[START OF Data records]
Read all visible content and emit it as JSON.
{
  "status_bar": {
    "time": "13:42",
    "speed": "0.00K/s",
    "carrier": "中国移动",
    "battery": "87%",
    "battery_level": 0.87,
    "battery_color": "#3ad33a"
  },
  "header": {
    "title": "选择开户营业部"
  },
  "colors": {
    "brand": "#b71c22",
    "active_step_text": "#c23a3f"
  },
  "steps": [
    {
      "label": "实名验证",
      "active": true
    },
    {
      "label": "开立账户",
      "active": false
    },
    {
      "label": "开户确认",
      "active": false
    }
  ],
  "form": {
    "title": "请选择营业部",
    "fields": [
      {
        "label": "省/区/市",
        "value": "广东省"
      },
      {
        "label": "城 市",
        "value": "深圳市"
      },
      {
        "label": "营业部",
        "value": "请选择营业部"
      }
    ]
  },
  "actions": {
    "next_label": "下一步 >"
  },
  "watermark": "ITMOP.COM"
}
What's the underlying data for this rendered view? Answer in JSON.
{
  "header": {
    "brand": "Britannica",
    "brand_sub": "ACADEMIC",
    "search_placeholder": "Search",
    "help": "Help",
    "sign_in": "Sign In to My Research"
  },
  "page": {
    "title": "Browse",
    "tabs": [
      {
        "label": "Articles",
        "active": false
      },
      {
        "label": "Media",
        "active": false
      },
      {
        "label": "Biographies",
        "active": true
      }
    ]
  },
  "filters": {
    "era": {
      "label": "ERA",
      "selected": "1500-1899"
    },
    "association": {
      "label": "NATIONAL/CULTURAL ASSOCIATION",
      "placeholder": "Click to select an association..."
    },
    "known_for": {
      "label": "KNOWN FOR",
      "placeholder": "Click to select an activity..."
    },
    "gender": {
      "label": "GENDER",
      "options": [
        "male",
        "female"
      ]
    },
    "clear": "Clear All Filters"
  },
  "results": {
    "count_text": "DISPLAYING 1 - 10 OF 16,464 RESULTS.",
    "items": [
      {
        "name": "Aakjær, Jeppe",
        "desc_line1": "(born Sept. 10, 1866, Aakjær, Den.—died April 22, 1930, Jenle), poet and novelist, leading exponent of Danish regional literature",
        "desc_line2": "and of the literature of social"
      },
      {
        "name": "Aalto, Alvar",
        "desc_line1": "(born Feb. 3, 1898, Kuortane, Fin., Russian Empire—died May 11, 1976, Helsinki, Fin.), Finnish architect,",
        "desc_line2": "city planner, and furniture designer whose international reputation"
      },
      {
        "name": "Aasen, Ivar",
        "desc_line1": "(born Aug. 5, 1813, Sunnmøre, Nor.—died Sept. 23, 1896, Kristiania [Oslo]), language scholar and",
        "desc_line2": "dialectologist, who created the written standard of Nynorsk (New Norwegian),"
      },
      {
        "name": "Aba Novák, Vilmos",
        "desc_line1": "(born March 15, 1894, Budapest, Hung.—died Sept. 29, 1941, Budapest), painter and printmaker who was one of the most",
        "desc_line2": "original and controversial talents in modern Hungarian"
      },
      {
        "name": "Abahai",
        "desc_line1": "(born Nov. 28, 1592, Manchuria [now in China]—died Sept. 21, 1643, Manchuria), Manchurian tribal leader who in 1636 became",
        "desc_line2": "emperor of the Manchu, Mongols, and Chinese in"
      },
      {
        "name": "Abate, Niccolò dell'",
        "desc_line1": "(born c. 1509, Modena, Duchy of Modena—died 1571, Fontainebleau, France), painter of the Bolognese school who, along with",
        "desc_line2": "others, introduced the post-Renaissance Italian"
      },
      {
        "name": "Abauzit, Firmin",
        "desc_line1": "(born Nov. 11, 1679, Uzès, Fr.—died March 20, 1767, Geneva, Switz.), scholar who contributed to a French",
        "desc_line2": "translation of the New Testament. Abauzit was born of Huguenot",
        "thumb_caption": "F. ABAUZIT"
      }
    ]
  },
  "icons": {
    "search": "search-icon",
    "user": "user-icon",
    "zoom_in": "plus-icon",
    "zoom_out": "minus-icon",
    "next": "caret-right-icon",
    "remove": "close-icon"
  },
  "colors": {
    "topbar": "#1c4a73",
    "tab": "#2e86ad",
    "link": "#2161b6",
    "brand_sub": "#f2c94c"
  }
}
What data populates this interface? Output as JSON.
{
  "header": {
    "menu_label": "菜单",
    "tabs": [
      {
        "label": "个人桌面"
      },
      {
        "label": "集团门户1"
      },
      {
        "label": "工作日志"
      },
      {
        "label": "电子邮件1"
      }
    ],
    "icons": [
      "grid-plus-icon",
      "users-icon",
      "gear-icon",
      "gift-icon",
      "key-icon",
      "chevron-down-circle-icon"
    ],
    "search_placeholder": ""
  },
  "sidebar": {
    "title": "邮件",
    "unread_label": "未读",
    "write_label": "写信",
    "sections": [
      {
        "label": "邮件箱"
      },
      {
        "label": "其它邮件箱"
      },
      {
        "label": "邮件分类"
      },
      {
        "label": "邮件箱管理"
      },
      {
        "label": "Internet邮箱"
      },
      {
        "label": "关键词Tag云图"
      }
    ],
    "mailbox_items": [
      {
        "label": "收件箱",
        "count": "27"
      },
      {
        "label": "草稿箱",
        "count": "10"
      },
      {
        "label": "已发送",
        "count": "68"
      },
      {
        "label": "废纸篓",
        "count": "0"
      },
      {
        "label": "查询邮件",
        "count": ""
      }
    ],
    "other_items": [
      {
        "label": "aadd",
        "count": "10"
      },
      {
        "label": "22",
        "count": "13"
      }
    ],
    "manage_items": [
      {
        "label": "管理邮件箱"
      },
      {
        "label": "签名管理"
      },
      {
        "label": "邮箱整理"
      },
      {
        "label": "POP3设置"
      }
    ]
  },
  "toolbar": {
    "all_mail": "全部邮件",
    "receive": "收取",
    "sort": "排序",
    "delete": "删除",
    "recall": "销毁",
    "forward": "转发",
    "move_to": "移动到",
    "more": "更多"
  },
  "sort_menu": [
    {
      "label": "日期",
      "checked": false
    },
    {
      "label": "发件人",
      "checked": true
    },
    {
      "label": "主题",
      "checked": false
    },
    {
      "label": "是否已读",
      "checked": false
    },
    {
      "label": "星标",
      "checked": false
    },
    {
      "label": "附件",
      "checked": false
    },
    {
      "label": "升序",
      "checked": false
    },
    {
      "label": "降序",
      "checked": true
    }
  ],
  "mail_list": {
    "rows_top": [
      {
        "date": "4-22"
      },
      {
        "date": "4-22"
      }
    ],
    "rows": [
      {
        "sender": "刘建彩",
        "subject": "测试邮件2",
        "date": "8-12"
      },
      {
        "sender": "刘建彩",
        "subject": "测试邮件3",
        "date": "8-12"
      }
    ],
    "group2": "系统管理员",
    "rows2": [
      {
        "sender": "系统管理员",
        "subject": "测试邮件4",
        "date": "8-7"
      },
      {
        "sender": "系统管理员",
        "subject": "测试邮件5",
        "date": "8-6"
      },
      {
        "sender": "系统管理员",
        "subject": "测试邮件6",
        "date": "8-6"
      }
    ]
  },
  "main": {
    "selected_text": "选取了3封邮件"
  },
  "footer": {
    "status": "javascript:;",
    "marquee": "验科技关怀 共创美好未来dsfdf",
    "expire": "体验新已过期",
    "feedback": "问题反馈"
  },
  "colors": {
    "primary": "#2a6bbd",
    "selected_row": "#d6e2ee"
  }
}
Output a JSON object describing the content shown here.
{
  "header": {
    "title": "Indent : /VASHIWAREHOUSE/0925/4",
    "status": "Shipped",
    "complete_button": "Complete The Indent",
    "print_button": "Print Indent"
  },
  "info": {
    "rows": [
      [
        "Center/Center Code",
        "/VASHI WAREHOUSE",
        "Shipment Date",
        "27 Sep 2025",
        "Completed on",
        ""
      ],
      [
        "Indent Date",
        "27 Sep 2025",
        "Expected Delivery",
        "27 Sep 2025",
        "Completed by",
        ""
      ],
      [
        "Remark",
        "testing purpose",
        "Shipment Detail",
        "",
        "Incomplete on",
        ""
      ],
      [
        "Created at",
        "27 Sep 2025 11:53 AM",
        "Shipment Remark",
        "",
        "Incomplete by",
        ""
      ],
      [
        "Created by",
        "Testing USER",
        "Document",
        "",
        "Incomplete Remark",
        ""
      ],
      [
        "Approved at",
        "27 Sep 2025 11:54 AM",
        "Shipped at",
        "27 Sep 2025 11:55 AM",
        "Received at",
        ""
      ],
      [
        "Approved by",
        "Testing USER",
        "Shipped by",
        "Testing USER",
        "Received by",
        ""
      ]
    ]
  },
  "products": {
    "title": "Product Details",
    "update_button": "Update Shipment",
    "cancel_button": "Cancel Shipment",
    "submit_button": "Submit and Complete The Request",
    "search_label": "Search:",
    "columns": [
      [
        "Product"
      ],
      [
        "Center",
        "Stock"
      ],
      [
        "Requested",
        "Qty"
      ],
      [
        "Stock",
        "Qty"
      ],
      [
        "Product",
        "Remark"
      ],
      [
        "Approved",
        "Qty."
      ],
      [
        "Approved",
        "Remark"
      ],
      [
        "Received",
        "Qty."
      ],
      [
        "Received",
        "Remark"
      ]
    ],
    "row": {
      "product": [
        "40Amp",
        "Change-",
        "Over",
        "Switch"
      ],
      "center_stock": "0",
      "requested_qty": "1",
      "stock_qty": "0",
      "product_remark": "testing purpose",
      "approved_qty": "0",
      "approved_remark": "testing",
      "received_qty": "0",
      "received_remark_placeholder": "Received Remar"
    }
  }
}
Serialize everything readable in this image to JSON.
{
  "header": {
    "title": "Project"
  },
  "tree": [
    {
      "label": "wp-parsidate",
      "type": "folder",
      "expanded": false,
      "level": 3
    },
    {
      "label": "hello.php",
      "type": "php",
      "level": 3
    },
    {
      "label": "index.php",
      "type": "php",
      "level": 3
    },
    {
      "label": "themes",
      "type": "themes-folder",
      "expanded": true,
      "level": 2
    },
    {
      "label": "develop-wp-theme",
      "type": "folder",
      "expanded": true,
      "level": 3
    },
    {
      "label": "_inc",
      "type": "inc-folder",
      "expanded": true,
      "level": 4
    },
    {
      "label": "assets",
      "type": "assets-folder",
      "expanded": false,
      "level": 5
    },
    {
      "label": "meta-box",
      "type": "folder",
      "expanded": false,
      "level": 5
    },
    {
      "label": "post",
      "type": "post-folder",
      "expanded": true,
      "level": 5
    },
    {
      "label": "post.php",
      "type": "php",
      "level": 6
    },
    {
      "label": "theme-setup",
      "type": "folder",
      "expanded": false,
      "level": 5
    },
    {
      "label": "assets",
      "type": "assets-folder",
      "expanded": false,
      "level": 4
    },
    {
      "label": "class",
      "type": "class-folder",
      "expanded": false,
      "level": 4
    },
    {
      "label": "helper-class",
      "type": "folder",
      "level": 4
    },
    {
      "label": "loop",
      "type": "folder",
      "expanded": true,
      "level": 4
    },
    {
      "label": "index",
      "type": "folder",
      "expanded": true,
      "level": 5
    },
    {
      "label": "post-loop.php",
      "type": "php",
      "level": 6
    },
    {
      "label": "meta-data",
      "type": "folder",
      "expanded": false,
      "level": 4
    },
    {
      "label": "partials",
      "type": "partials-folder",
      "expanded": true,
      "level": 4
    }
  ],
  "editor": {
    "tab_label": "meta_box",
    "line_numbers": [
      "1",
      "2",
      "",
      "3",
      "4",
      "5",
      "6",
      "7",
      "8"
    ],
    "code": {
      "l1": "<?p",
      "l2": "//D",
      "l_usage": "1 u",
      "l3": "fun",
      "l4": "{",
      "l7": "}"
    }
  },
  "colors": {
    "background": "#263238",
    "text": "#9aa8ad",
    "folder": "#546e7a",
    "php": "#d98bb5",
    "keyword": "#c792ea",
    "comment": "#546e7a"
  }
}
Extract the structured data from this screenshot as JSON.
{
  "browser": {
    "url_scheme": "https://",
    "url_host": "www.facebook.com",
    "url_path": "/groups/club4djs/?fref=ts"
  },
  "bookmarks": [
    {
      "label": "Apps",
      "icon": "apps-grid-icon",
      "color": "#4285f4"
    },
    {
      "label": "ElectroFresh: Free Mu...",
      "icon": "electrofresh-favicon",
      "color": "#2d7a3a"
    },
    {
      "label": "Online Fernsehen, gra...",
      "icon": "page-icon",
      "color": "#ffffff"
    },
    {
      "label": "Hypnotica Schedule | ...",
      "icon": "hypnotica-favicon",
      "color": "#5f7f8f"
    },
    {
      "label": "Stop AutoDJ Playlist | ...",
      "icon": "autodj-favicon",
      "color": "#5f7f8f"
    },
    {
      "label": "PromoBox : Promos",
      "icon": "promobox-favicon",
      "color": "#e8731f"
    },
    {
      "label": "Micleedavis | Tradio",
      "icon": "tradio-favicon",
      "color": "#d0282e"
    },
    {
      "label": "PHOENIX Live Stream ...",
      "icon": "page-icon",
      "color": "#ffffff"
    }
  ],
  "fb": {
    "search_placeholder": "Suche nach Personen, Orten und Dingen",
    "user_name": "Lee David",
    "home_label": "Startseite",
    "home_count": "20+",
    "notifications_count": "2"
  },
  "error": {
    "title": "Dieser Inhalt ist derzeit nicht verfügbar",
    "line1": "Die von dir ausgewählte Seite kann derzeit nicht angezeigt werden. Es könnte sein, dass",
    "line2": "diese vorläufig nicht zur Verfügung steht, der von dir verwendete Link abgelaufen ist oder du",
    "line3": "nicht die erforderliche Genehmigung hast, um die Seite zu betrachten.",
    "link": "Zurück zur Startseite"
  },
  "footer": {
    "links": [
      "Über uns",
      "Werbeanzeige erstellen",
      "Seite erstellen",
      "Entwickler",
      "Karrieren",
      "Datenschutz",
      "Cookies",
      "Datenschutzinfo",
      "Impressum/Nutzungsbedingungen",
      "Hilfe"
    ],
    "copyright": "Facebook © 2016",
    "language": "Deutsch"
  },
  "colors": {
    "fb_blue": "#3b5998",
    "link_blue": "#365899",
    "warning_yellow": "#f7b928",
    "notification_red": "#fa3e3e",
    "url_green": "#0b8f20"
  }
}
[END OF Data records]
:: Given request ::
Extract every line containing the string "content" from the material.

:: Correct answer ::
Read all visible content and emit it as JSON.
Output a JSON object describing the content shown here.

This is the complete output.